Transcribe the data in full and exactly, omitting any pictures.

-- TASK INPUT start --

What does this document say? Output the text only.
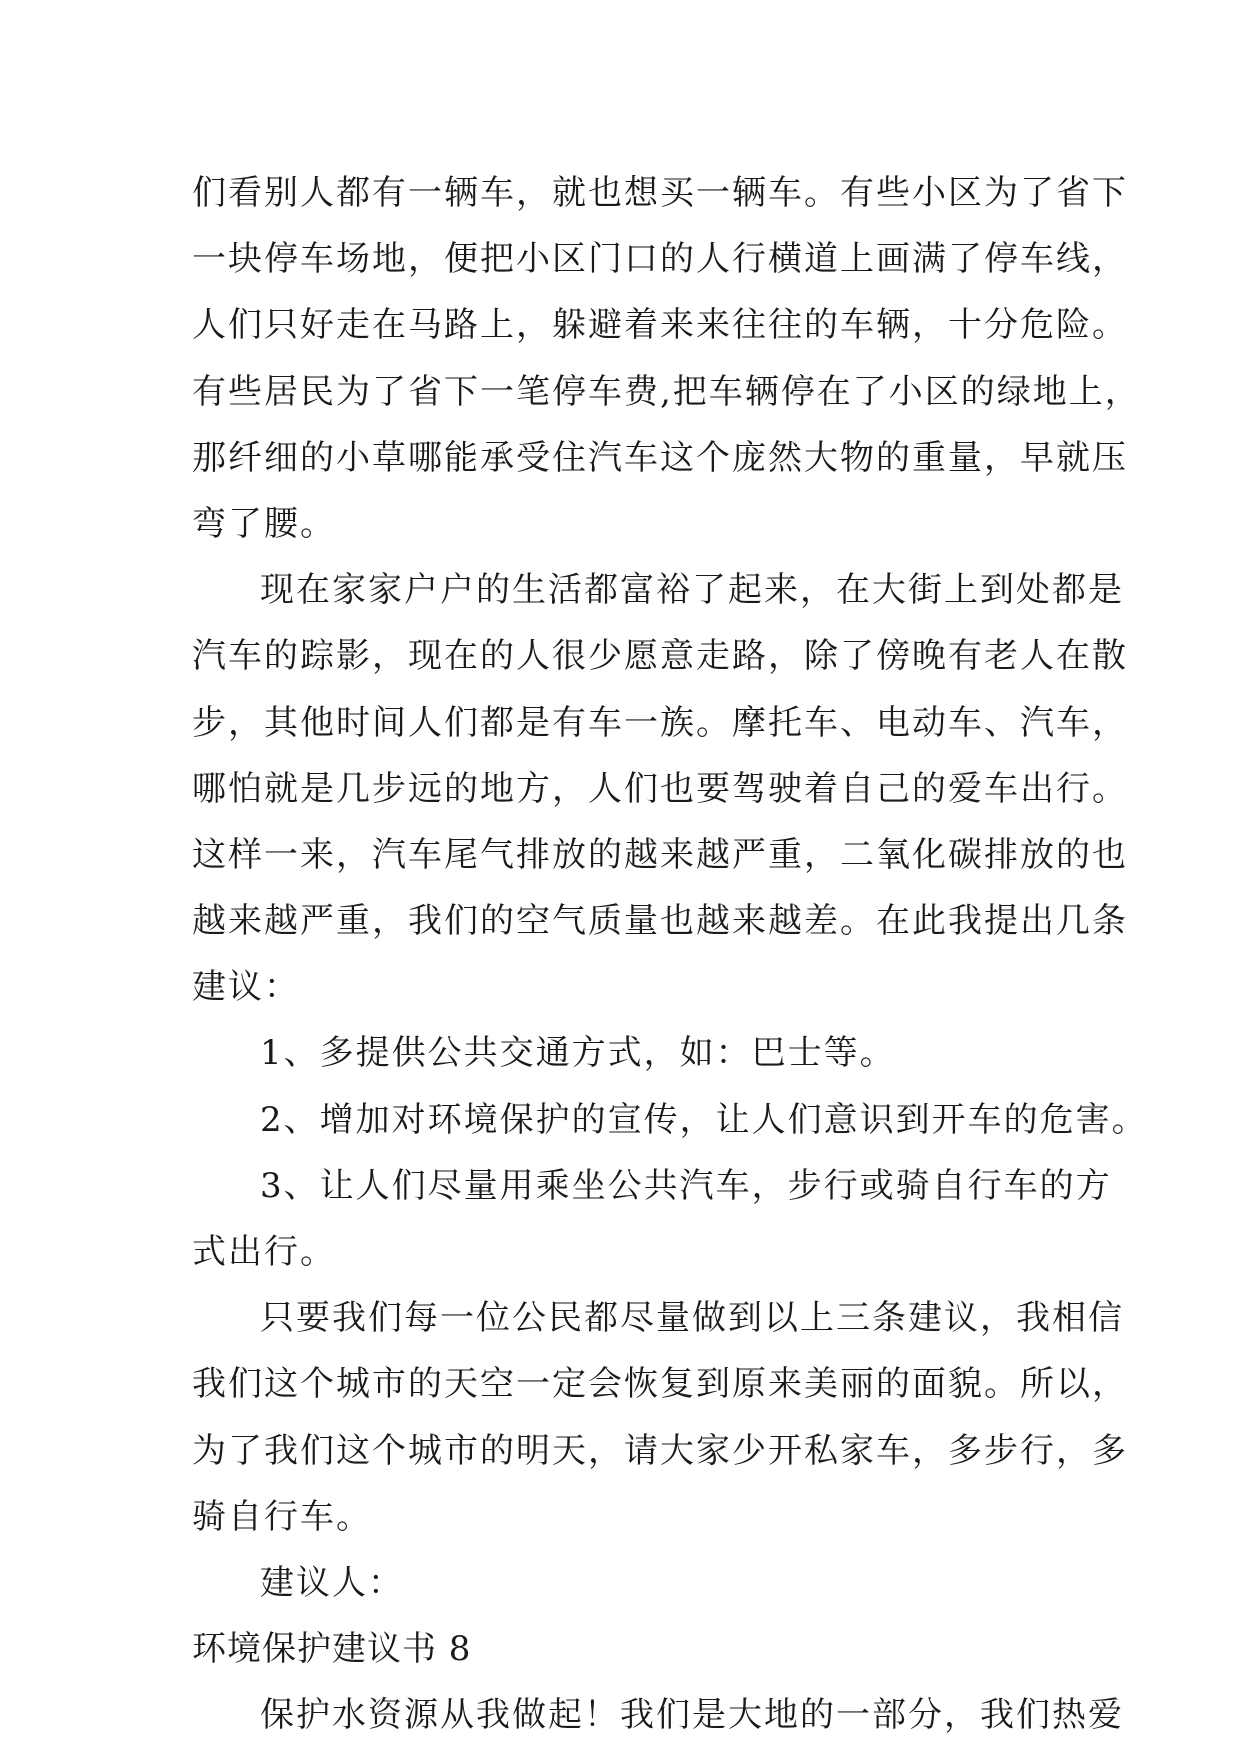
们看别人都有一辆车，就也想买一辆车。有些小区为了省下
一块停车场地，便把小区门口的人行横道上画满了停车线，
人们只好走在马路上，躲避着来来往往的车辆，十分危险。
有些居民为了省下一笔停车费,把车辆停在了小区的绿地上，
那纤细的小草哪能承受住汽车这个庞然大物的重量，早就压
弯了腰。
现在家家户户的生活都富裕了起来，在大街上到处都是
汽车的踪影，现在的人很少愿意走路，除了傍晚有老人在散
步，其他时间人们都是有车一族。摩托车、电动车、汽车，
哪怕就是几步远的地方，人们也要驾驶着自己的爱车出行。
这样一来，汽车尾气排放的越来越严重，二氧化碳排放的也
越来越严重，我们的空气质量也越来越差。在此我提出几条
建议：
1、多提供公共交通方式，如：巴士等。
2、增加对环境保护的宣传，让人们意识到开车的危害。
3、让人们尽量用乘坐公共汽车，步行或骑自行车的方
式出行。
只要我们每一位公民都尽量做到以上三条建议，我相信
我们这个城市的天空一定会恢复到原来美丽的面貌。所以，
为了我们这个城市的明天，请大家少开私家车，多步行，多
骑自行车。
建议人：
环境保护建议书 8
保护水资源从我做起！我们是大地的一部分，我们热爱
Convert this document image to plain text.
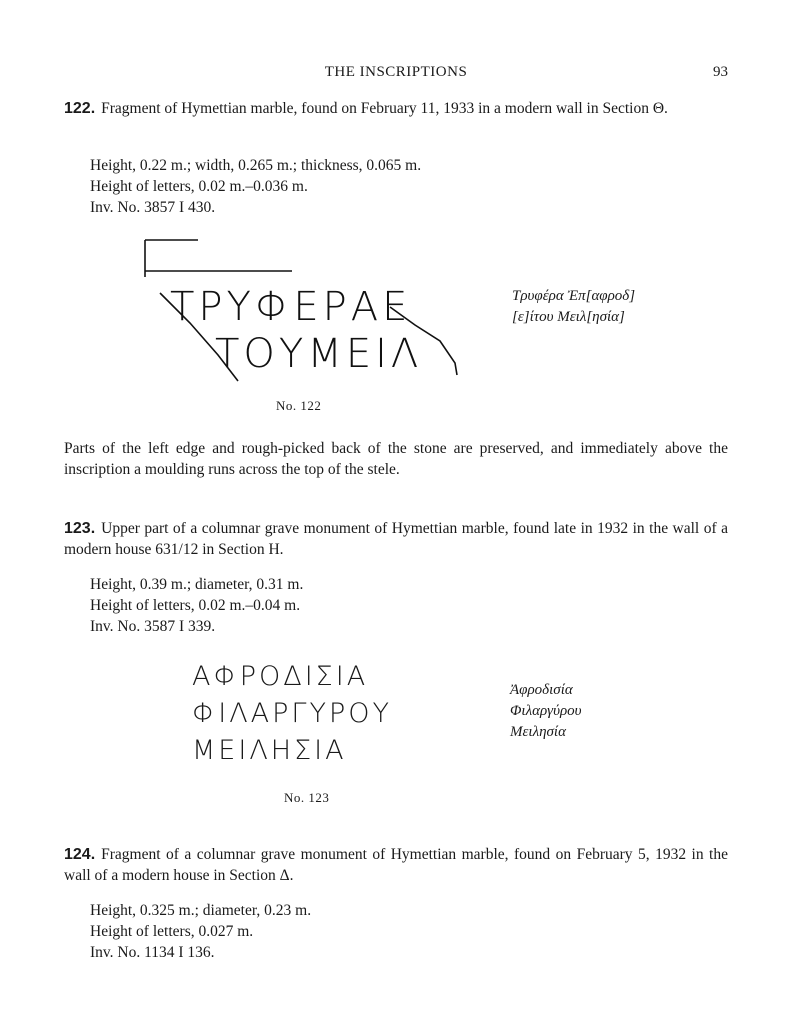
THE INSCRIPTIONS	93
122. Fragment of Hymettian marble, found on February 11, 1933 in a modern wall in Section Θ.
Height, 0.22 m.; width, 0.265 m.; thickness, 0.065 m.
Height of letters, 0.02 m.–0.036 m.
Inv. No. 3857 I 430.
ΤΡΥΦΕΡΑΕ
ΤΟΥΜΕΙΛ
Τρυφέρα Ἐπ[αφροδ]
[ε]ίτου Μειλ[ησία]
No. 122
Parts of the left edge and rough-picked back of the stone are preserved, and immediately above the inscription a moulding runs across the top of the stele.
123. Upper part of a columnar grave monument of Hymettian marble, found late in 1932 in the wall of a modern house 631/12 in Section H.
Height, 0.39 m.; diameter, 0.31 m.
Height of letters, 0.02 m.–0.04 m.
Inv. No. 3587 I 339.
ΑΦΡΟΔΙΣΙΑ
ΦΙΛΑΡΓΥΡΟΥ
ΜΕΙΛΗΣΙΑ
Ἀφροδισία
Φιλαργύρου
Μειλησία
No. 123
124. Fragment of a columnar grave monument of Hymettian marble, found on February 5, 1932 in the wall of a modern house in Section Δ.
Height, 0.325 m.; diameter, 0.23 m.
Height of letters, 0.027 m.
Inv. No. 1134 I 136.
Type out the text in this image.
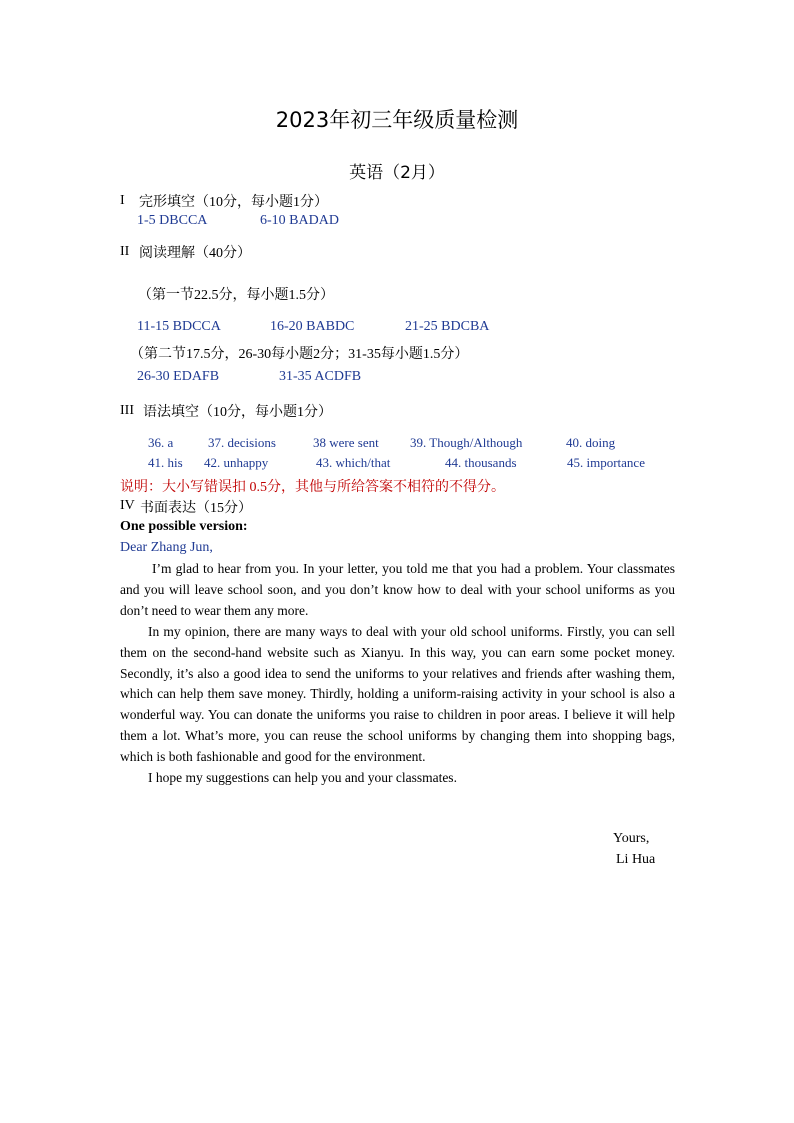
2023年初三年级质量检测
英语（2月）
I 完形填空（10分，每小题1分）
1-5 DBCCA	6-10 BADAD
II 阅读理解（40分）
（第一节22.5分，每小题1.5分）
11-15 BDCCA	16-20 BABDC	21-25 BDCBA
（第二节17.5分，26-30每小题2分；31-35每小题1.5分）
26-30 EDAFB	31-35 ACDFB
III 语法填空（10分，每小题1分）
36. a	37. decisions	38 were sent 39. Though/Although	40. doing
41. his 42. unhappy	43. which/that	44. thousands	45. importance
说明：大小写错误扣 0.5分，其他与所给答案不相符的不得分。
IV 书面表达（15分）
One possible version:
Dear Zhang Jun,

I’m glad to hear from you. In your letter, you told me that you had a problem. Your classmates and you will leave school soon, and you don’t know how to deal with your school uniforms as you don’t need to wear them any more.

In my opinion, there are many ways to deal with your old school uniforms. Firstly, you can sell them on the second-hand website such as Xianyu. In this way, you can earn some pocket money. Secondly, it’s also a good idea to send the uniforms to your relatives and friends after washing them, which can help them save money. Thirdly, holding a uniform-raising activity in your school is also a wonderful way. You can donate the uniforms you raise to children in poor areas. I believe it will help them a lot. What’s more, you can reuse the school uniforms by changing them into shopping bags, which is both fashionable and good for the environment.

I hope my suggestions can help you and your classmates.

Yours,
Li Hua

-- TASK INPUT end --

▶ _SOLUTION TO THIS PROBLEM_
What does this document say? Output the text only.
们看别人都有一辆车，就也想买一辆车。有些小区为了省下
一块停车场地，便把小区门口的人行横道上画满了停车线，
人们只好走在马路上，躲避着来来往往的车辆，十分危险。
有些居民为了省下一笔停车费,把车辆停在了小区的绿地上，
那纤细的小草哪能承受住汽车这个庞然大物的重量，早就压
弯了腰。
现在家家户户的生活都富裕了起来，在大街上到处都是
汽车的踪影，现在的人很少愿意走路，除了傍晚有老人在散
步，其他时间人们都是有车一族。摩托车、电动车、汽车，
哪怕就是几步远的地方，人们也要驾驶着自己的爱车出行。
这样一来，汽车尾气排放的越来越严重，二氧化碳排放的也
越来越严重，我们的空气质量也越来越差。在此我提出几条
建议：
1、多提供公共交通方式，如：巴士等。
2、增加对环境保护的宣传，让人们意识到开车的危害。
3、让人们尽量用乘坐公共汽车，步行或骑自行车的方
式出行。
只要我们每一位公民都尽量做到以上三条建议，我相信
我们这个城市的天空一定会恢复到原来美丽的面貌。所以，
为了我们这个城市的明天，请大家少开私家车，多步行，多
骑自行车。
建议人：
环境保护建议书 8
保护水资源从我做起！我们是大地的一部分，我们热爱
Convert this document image to plain text.
THE INSCRIPTIONS	93
122. Fragment of Hymettian marble, found on February 11, 1933 in a modern wall in Section Θ.
Height, 0.22 m.; width, 0.265 m.; thickness, 0.065 m.
Height of letters, 0.02 m.–0.036 m.
Inv. No. 3857 I 430.
ΤΡΥΦΕΡΑΕ
ΤΟΥΜΕΙΛ
Τρυφέρα Ἐπ[αφροδ]
[ε]ίτου Μειλ[ησία]
No. 122
Parts of the left edge and rough-picked back of the stone are preserved, and immediately above the inscription a moulding runs across the top of the stele.
123. Upper part of a columnar grave monument of Hymettian marble, found late in 1932 in the wall of a modern house 631/12 in Section H.
Height, 0.39 m.; diameter, 0.31 m.
Height of letters, 0.02 m.–0.04 m.
Inv. No. 3587 I 339.
ΑΦΡΟΔΙΣΙΑ
ΦΙΛΑΡΓΥΡΟΥ
ΜΕΙΛΗΣΙΑ
Ἀφροδισία
Φιλαργύρου
Μειλησία
No. 123
124. Fragment of a columnar grave monument of Hymettian marble, found on February 5, 1932 in the wall of a modern house in Section Δ.
Height, 0.325 m.; diameter, 0.23 m.
Height of letters, 0.027 m.
Inv. No. 1134 I 136.
Type out the text in this image.
2023年初三年级质量检测
英语（2月）
I 完形填空（10分，每小题1分）
1-5 DBCCA	6-10 BADAD
II 阅读理解（40分）
（第一节22.5分，每小题1.5分）
11-15 BDCCA	16-20 BABDC	21-25 BDCBA
（第二节17.5分，26-30每小题2分；31-35每小题1.5分）
26-30 EDAFB	31-35 ACDFB
III 语法填空（10分，每小题1分）
36. a	37. decisions	38 were sent 39. Though/Although	40. doing
41. his 42. unhappy	43. which/that	44. thousands	45. importance
说明：大小写错误扣 0.5分，其他与所给答案不相符的不得分。
IV 书面表达（15分）
One possible version:
Dear Zhang Jun,

I’m glad to hear from you. In your letter, you told me that you had a problem. Your classmates and you will leave school soon, and you don’t know how to deal with your school uniforms as you don’t need to wear them any more.

In my opinion, there are many ways to deal with your old school uniforms. Firstly, you can sell them on the second-hand website such as Xianyu. In this way, you can earn some pocket money. Secondly, it’s also a good idea to send the uniforms to your relatives and friends after washing them, which can help them save money. Thirdly, holding a uniform-raising activity in your school is also a wonderful way. You can donate the uniforms you raise to children in poor areas. I believe it will help them a lot. What’s more, you can reuse the school uniforms by changing them into shopping bags, which is both fashionable and good for the environment.

I hope my suggestions can help you and your classmates.

Yours,
Li Hua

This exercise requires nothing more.